Stored data
/---
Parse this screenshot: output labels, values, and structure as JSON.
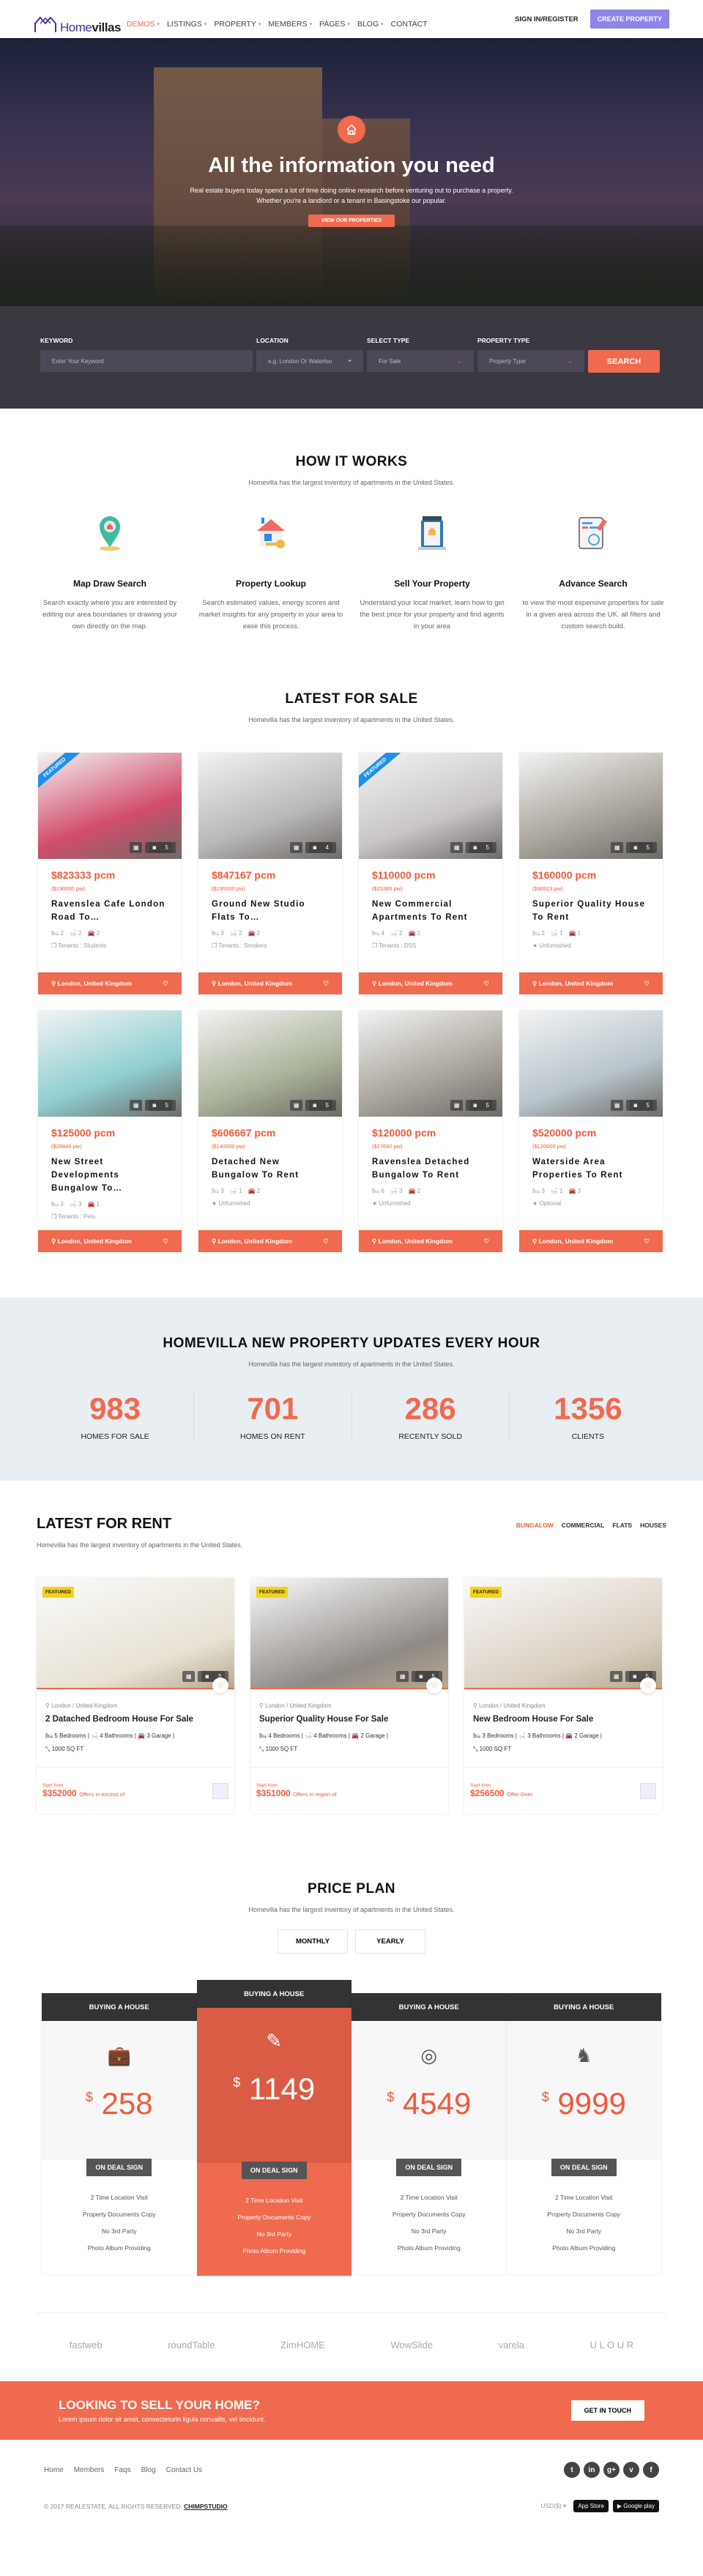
{
  "header": {
    "logo": {
      "part1": "Home",
      "part2": "villas"
    },
    "nav": [
      {
        "label": "DEMOS",
        "dropdown": true,
        "active": true
      },
      {
        "label": "LISTINGS",
        "dropdown": true
      },
      {
        "label": "PROPERTY",
        "dropdown": true
      },
      {
        "label": "MEMBERS",
        "dropdown": true
      },
      {
        "label": "PAGES",
        "dropdown": true
      },
      {
        "label": "BLOG",
        "dropdown": true
      },
      {
        "label": "CONTACT",
        "dropdown": false
      }
    ],
    "sign_in": "SIGN IN/REGISTER",
    "create_property": "CREATE PROPERTY",
    "accent": "#8f84e8"
  },
  "hero": {
    "icon": "house-icon",
    "title": "All the information you need",
    "line1": "Real estate buyers today spend a lot of time doing online research before venturing out to purchase a property.",
    "line2": "Whether you're a landlord or a tenant in Basingstoke our popular.",
    "button": "VIEW OUR PROPERTIES"
  },
  "search": {
    "keyword": {
      "label": "KEYWORD",
      "placeholder": "Enter Your Keyword"
    },
    "location": {
      "label": "LOCATION",
      "placeholder": "e.g. London Or Waterloo"
    },
    "select_type": {
      "label": "SELECT TYPE",
      "value": "For Sale"
    },
    "property_type": {
      "label": "PROPERTY TYPE",
      "value": "Property Type"
    },
    "button": "SEARCH"
  },
  "how": {
    "title": "HOW IT WORKS",
    "subtitle": "Homevilla has the largest inventory of apartments in the United States.",
    "items": [
      {
        "icon": "map-pin-icon",
        "title": "Map Draw Search",
        "text": "Search exactly where you are interested by editing our area boundaries  or drawing your own directly on the map."
      },
      {
        "icon": "house-key-icon",
        "title": "Property Lookup",
        "text": "Search estimated values, energy scores and market insights for any property in your area to ease this process."
      },
      {
        "icon": "laptop-listing-icon",
        "title": "Sell Your Property",
        "text": "Understand your local market, learn how to get the best price for your property and find agents in your area"
      },
      {
        "icon": "document-search-icon",
        "title": "Advance Search",
        "text": "to view the most expensive properties for sale in a given area across the UK. all filters and custom search build."
      }
    ]
  },
  "sale": {
    "title": "LATEST FOR SALE",
    "subtitle": "Homevilla has the largest inventory of apartments in the United States.",
    "cards": [
      {
        "featured": true,
        "photos": "5",
        "price": "$823333 pcm",
        "pw": "($190000 pw)",
        "title": "Ravenslea Cafe London Road To…",
        "beds": "2",
        "baths": "2",
        "garage": "2",
        "extra": "Tenants : Students",
        "location": "London, United Kingdom",
        "img": "#d24d6c"
      },
      {
        "featured": false,
        "photos": "4",
        "price": "$847167 pcm",
        "pw": "($195500 pw)",
        "title": "Ground New Studio Flats To…",
        "beds": "3",
        "baths": "2",
        "garage": "2",
        "extra": "Tenants : Smokers",
        "location": "London, United Kingdom",
        "img": "#b9b7b8"
      },
      {
        "featured": true,
        "photos": "5",
        "price": "$110000 pcm",
        "pw": "($25385 pw)",
        "title": "New Commercial Apartments To Rent",
        "beds": "4",
        "baths": "2",
        "garage": "1",
        "extra": "Tenants : DSS",
        "location": "London, United Kingdom",
        "img": "#c9c5c7"
      },
      {
        "featured": false,
        "photos": "5",
        "price": "$160000 pcm",
        "pw": "($36923 pw)",
        "title": "Superior Quality House To Rent",
        "beds": "2",
        "baths": "1",
        "garage": "1",
        "extra": "Unfurnished",
        "location": "London, United Kingdom",
        "img": "#a9a49c"
      },
      {
        "featured": false,
        "photos": "5",
        "price": "$125000 pcm",
        "pw": "($28846 pw)",
        "title": "New Street Developments Bungalow To…",
        "beds": "3",
        "baths": "3",
        "garage": "1",
        "extra": "Tenants : Pets",
        "location": "London, United Kingdom",
        "img": "#8fcfd2"
      },
      {
        "featured": false,
        "photos": "5",
        "price": "$606667 pcm",
        "pw": "($140000 pw)",
        "title": "Detached New Bungalow To Rent",
        "beds": "3",
        "baths": "1",
        "garage": "2",
        "extra": "Unfurnished",
        "location": "London, United Kingdom",
        "img": "#aab39a"
      },
      {
        "featured": false,
        "photos": "5",
        "price": "$120000 pcm",
        "pw": "($27692 pw)",
        "title": "Ravenslea Detached Bungalow To Rent",
        "beds": "6",
        "baths": "3",
        "garage": "2",
        "extra": "Unfurnished",
        "location": "London, United Kingdom",
        "img": "#a9a49c"
      },
      {
        "featured": false,
        "photos": "5",
        "price": "$520000 pcm",
        "pw": "($120000 pw)",
        "title": "Waterside Area Properties To Rent",
        "beds": "3",
        "baths": "1",
        "garage": "3",
        "extra": "Optional",
        "location": "London, United Kingdom",
        "img": "#b8c5cc"
      }
    ]
  },
  "stats": {
    "title": "HOMEVILLA NEW PROPERTY UPDATES EVERY HOUR",
    "subtitle": "Homevilla has the largest inventory of apartments in the United States.",
    "items": [
      {
        "num": "983",
        "label": "HOMES FOR SALE"
      },
      {
        "num": "701",
        "label": "HOMES ON RENT"
      },
      {
        "num": "286",
        "label": "RECENTLY SOLD"
      },
      {
        "num": "1356",
        "label": "CLIENTS"
      }
    ]
  },
  "rent": {
    "title": "LATEST FOR RENT",
    "subtitle": "Homevilla has the largest inventory of apartments in the United States.",
    "tabs": [
      "BUNGALOW",
      "COMMERCIAL",
      "FLATS",
      "HOUSES"
    ],
    "active_tab": "BUNGALOW",
    "cards": [
      {
        "featured": "FEATURED",
        "photos": "3",
        "location": "London / United Kingdom",
        "title": "2 Datached Bedroom House For Sale",
        "beds": "5 Bedrooms",
        "baths": "4 Bathrooms",
        "garage": "3 Garage",
        "area": "1000 SQ FT",
        "start": "Start from",
        "price": "$352000",
        "offer": "Offers in excess of",
        "img": "#e8e2d4"
      },
      {
        "featured": "FEATURED",
        "photos": "5",
        "location": "London / United Kingdom",
        "title": "Superior Quality House For Sale",
        "beds": "4 Bedrooms",
        "baths": "4 Bathrooms",
        "garage": "2 Garage",
        "area": "1000 SQ FT",
        "start": "Start from",
        "price": "$351000",
        "offer": "Offers in region of",
        "img": "#8f8a86"
      },
      {
        "featured": "FEATURED",
        "photos": "5",
        "location": "London / United Kingdom",
        "title": "New Bedroom House For Sale",
        "beds": "3 Bedrooms",
        "baths": "3 Bathrooms",
        "garage": "2 Garage",
        "area": "1000 SQ FT",
        "start": "Start from",
        "price": "$256500",
        "offer": "Offer Over",
        "img": "#d9cfc0"
      }
    ]
  },
  "plans": {
    "title": "PRICE PLAN",
    "subtitle": "Homevilla has the largest inventory of apartments in the United States.",
    "toggle": [
      "MONTHLY",
      "YEARLY"
    ],
    "items": [
      {
        "head": "BUYING A HOUSE",
        "icon": "briefcase-icon",
        "glyph": "💼",
        "currency": "$",
        "price": "258",
        "button": "ON DEAL SIGN",
        "features": [
          "2 Time Location Visit",
          "Property Documents Copy",
          "No 3rd Party",
          "Photo Album Providing"
        ],
        "highlight": false
      },
      {
        "head": "BUYING A HOUSE",
        "icon": "pencil-ruler-icon",
        "glyph": "✎",
        "currency": "$",
        "price": "1149",
        "button": "ON DEAL SIGN",
        "features": [
          "2 Time Location Visit",
          "Property Documents Copy",
          "No 3rd Party",
          "Photo Album Providing"
        ],
        "highlight": true
      },
      {
        "head": "BUYING A HOUSE",
        "icon": "target-icon",
        "glyph": "◎",
        "currency": "$",
        "price": "4549",
        "button": "ON DEAL SIGN",
        "features": [
          "2 Time Location Visit",
          "Property Documents Copy",
          "No 3rd Party",
          "Photo Album Providing"
        ],
        "highlight": false
      },
      {
        "head": "BUYING A HOUSE",
        "icon": "chess-knight-icon",
        "glyph": "♞",
        "currency": "$",
        "price": "9999",
        "button": "ON DEAL SIGN",
        "features": [
          "2 Time Location Visit",
          "Property Documents Copy",
          "No 3rd Party",
          "Photo Album Providing"
        ],
        "highlight": false
      }
    ]
  },
  "partners": [
    "fastweb",
    "roundTable",
    "ZimHOME",
    "WowSlide",
    "varela",
    "U L O U R"
  ],
  "cta": {
    "title": "LOOKING TO SELL YOUR HOME?",
    "text": "Lorem ipsum dolor sit amet, consecteturin ligula convallis, vel tincidunt.",
    "button": "GET IN TOUCH"
  },
  "footer": {
    "links": [
      "Home",
      "Members",
      "Faqs",
      "Blog",
      "Contact Us"
    ],
    "social": [
      {
        "icon": "twitter-icon",
        "glyph": "t"
      },
      {
        "icon": "linkedin-icon",
        "glyph": "in"
      },
      {
        "icon": "google-plus-icon",
        "glyph": "g+"
      },
      {
        "icon": "vimeo-icon",
        "glyph": "v"
      },
      {
        "icon": "facebook-icon",
        "glyph": "f"
      }
    ],
    "copyright": "© 2017 REALESTATE. ALL RIGHTS RESERVED.",
    "brand": "CHIMPSTUDIO",
    "currency": "USD($) ▾",
    "app_store": "App Store",
    "google_play": "Google play"
  }
}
\---
- SHORT PROBLEM -
Count every line in the data that contains the word "Tenants", then give that count and nothing else.

- RESPONSE TO THIS EXERCISE -
4